» EXERCISE AIM
Across the entries below, count the lines in which the word "annetun" occurs. Reply with the count alone.

» PROVIDED RECORDS
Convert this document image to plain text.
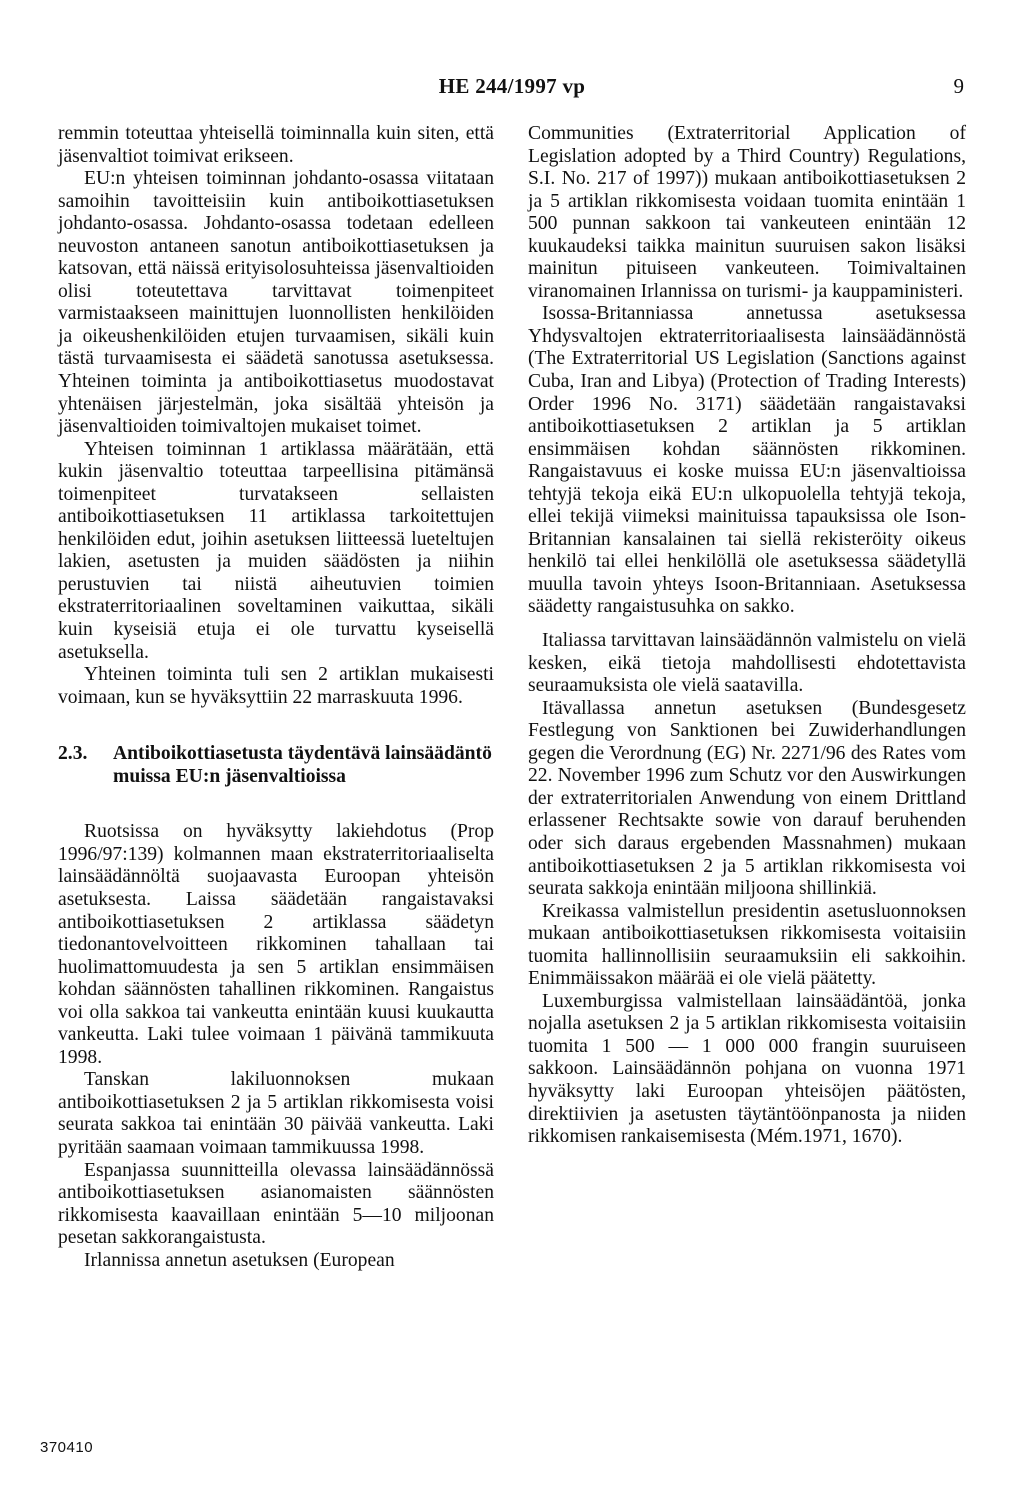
HE 244/1997 vp	9

remmin toteuttaa yhteisellä toiminnalla kuin siten, että jäsenvaltiot toimivat erikseen.

EU:n yhteisen toiminnan johdanto-osassa viitataan samoihin tavoitteisiin kuin antiboikottiasetuksen johdanto-osassa. Johdanto-osassa todetaan edelleen neuvoston antaneen sanotun antiboikottiasetuksen ja katsovan, että näissä erityisolosuhteissa jäsenvaltioiden olisi toteutettava tarvittavat toimenpiteet varmistaakseen mainittujen luonnollisten henkilöiden ja oikeushenkilöiden etujen turvaamisen, sikäli kuin tästä turvaamisesta ei säädetä sanotussa asetuksessa. Yhteinen toiminta ja antiboikottiasetus muodostavat yhtenäisen järjestelmän, joka sisältää yhteisön ja jäsenvaltioiden toimivaltojen mukaiset toimet.

Yhteisen toiminnan 1 artiklassa määrätään, että kukin jäsenvaltio toteuttaa tarpeellisina pitämänsä toimenpiteet turvatakseen sellaisten antiboikottiasetuksen 11 artiklassa tarkoitettujen henkilöiden edut, joihin asetuksen liitteessä lueteltujen lakien, asetusten ja muiden säädösten ja niihin perustuvien tai niistä aiheutuvien toimien ekstraterritoriaalinen soveltaminen vaikuttaa, sikäli kuin kyseisiä etuja ei ole turvattu kyseisellä asetuksella.

Yhteinen toiminta tuli sen 2 artiklan mukaisesti voimaan, kun se hyväksyttiin 22 marraskuuta 1996.

2.3. Antiboikottiasetusta täydentävä lainsäädäntö muissa EU:n jäsenvaltioissa

Ruotsissa on hyväksytty lakiehdotus (Prop 1996/97:139) kolmannen maan ekstraterritoriaaliselta lainsäädännöltä suojaavasta Euroopan yhteisön asetuksesta. Laissa säädetään rangaistavaksi antiboikottiasetuksen 2 artiklassa säädetyn tiedonantovelvoitteen rikkominen tahallaan tai huolimattomuudesta ja sen 5 artiklan ensimmäisen kohdan säännösten tahallinen rikkominen. Rangaistus voi olla sakkoa tai vankeutta enintään kuusi kuukautta vankeutta. Laki tulee voimaan 1 päivänä tammikuuta 1998.

Tanskan lakiluonnoksen mukaan antiboikottiasetuksen 2 ja 5 artiklan rikkomisesta voisi seurata sakkoa tai enintään 30 päivää vankeutta. Laki pyritään saamaan voimaan tammikuussa 1998.

Espanjassa suunnitteilla olevassa lainsäädännössä antiboikottiasetuksen asianomaisten säännösten rikkomisesta kaavaillaan enintään 5—10 miljoonan pesetan sakkorangaistusta.

Irlannissa annetun asetuksen (European

Communities (Extraterritorial Application of Legislation adopted by a Third Country) Regulations, S.I. No. 217 of 1997)) mukaan antiboikottiasetuksen 2 ja 5 artiklan rikkomisesta voidaan tuomita enintään 1 500 punnan sakkoon tai vankeuteen enintään 12 kuukaudeksi taikka mainitun suuruisen sakon lisäksi mainitun pituiseen vankeuteen. Toimivaltainen viranomainen Irlannissa on turismi- ja kauppaministeri.

Isossa-Britanniassa annetussa asetuksessa Yhdysvaltojen ektraterritoriaalisesta lainsäädännöstä (The Extraterritorial US Legislation (Sanctions against Cuba, Iran and Libya) (Protection of Trading Interests) Order 1996 No. 3171) säädetään rangaistavaksi antiboikottiasetuksen 2 artiklan ja 5 artiklan ensimmäisen kohdan säännösten rikkominen. Rangaistavuus ei koske muissa EU:n jäsenvaltioissa tehtyjä tekoja eikä EU:n ulkopuolella tehtyjä tekoja, ellei tekijä viimeksi mainituissa tapauksissa ole Ison-Britannian kansalainen tai siellä rekisteröity oikeus henkilö tai ellei henkilöllä ole asetuksessa säädetyllä muulla tavoin yhteys Isoon-Britanniaan. Asetuksessa säädetty rangaistusuhka on sakko.

Italiassa tarvittavan lainsäädännön valmistelu on vielä kesken, eikä tietoja mahdollisesti ehdotettavista seuraamuksista ole vielä saatavilla.

Itävallassa annetun asetuksen (Bundesgesetz Festlegung von Sanktionen bei Zuwiderhandlungen gegen die Verordnung (EG) Nr. 2271/96 des Rates vom 22. November 1996 zum Schutz vor den Auswirkungen der extraterritorialen Anwendung von einem Drittland erlassener Rechtsakte sowie von darauf beruhenden oder sich daraus ergebenden Massnahmen) mukaan antiboikottiasetuksen 2 ja 5 artiklan rikkomisesta voi seurata sakkoja enintään miljoona shillinkiä.

Kreikassa valmistellun presidentin asetusluonnoksen mukaan antiboikottiasetuksen rikkomisesta voitaisiin tuomita hallinnollisiin seuraamuksiin eli sakkoihin. Enimmäissakon määrää ei ole vielä päätetty.

Luxemburgissa valmistellaan lainsäädäntöä, jonka nojalla asetuksen 2 ja 5 artiklan rikkomisesta voitaisiin tuomita 1 500 — 1 000 000 frangin suuruiseen sakkoon. Lainsäädännön pohjana on vuonna 1971 hyväksytty laki Euroopan yhteisöjen päätösten, direktiivien ja asetusten täytäntöönpanosta ja niiden rikkomisen rankaisemisesta (Mém.1971, 1670).

370410
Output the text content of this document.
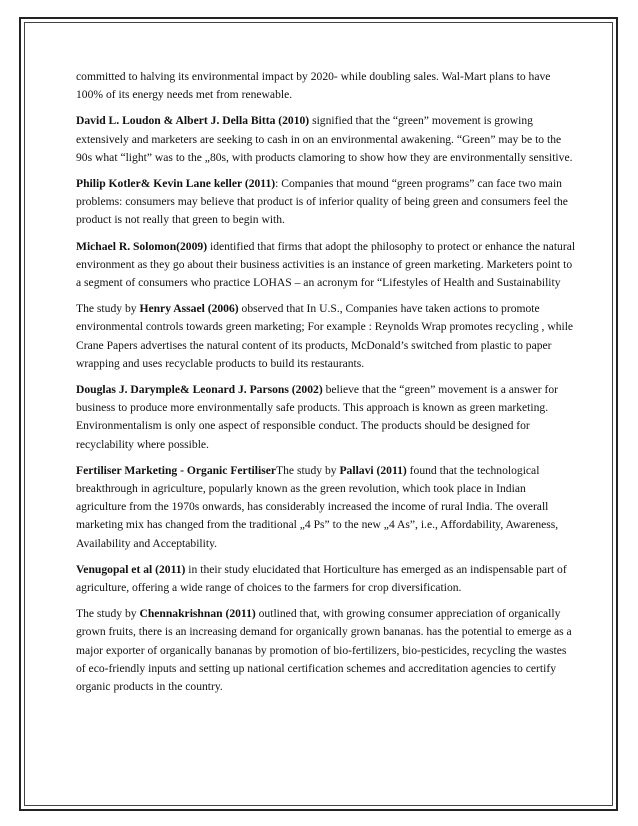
committed to halving its environmental impact by 2020- while doubling sales. Wal-Mart plans to have 100% of its energy needs met from renewable.

David L. Loudon & Albert J. Della Bitta (2010) signified that the “green” movement is growing extensively and marketers are seeking to cash in on an environmental awakening. “Green” may be to the 90s what “light” was to the „80s, with products clamoring to show how they are environmentally sensitive.

Philip Kotler& Kevin Lane keller (2011): Companies that mound “green programs” can face two main problems: consumers may believe that product is of inferior quality of being green and consumers feel the product is not really that green to begin with.

Michael R. Solomon(2009) identified that firms that adopt the philosophy to protect or enhance the natural environment as they go about their business activities is an instance of green marketing. Marketers point to a segment of consumers who practice LOHAS – an acronym for “Lifestyles of Health and Sustainability

The study by Henry Assael (2006) observed that In U.S., Companies have taken actions to promote environmental controls towards green marketing; For example : Reynolds Wrap promotes recycling , while Crane Papers advertises the natural content of its products, McDonald’s switched from plastic to paper wrapping and uses recyclable products to build its restaurants.

Douglas J. Darymple& Leonard J. Parsons (2002) believe that the “green” movement is a answer for business to produce more environmentally safe products. This approach is known as green marketing. Environmentalism is only one aspect of responsible conduct. The products should be designed for recyclability where possible.

Fertiliser Marketing - Organic FertiliserThe study by Pallavi (2011) found that the technological breakthrough in agriculture, popularly known as the green revolution, which took place in Indian agriculture from the 1970s onwards, has considerably increased the income of rural India. The overall marketing mix has changed from the traditional „4 Ps” to the new „4 As”, i.e., Affordability, Awareness, Availability and Acceptability.

Venugopal et al (2011) in their study elucidated that Horticulture has emerged as an indispensable part of agriculture, offering a wide range of choices to the farmers for crop diversification.

The study by Chennakrishnan (2011) outlined that, with growing consumer appreciation of organically grown fruits, there is an increasing demand for organically grown bananas. has the potential to emerge as a major exporter of organically bananas by promotion of bio-fertilizers, bio-pesticides, recycling the wastes of eco-friendly inputs and setting up national certification schemes and accreditation agencies to certify organic products in the country.
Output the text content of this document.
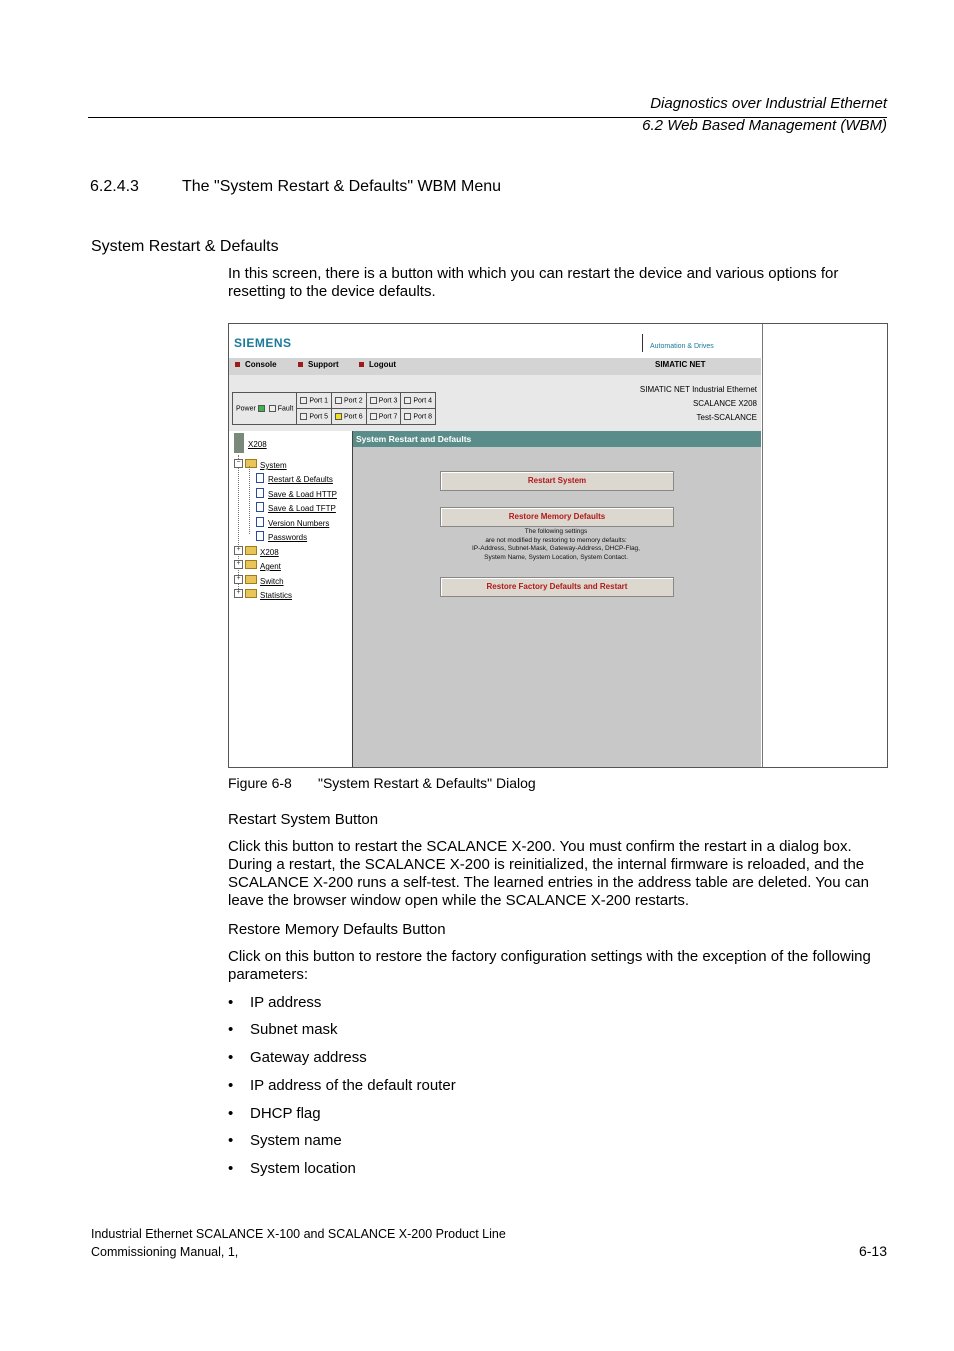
Diagnostics over Industrial Ethernet
6.2 Web Based Management (WBM)
6.2.4.3	The "System Restart & Defaults" WBM Menu
System Restart & Defaults
In this screen, there is a button with which you can restart the device and various options for resetting to the device defaults.
SIEMENS	Automation & Drives
Console	Support	Logout	SIMATIC NET
SIMATIC NET Industrial Ethernet
SCALANCE X208
Test-SCALANCE
Power Fault	Port 1	Port 2	Port 3	Port 4
	Port 5	Port 6	Port 7	Port 8
X208
− System
Restart & Defaults
Save & Load HTTP
Save & Load TFTP
Version Numbers
Passwords
+ X208
+ Agent
+ Switch
+ Statistics
System Restart and Defaults
Restart System
Restore Memory Defaults
The following settings
are not modified by restoring to memory defaults:
IP-Address, Subnet-Mask, Gateway-Address, DHCP-Flag,
System Name, System Location, System Contact.
Restore Factory Defaults and Restart
Figure 6-8 "System Restart & Defaults" Dialog
Restart System Button
Click this button to restart the SCALANCE X-200. You must confirm the restart in a dialog box. During a restart, the SCALANCE X-200 is reinitialized, the internal firmware is reloaded, and the SCALANCE X-200 runs a self-test. The learned entries in the address table are deleted. You can leave the browser window open while the SCALANCE X-200 restarts.
Restore Memory Defaults Button
Click on this button to restore the factory configuration settings with the exception of the following parameters:
• IP address
• Subnet mask
• Gateway address
• IP address of the default router
• DHCP flag
• System name
• System location
Industrial Ethernet SCALANCE X-100 and SCALANCE X-200 Product Line
Commissioning Manual, 1,	6-13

» OUTPUT BELOW
2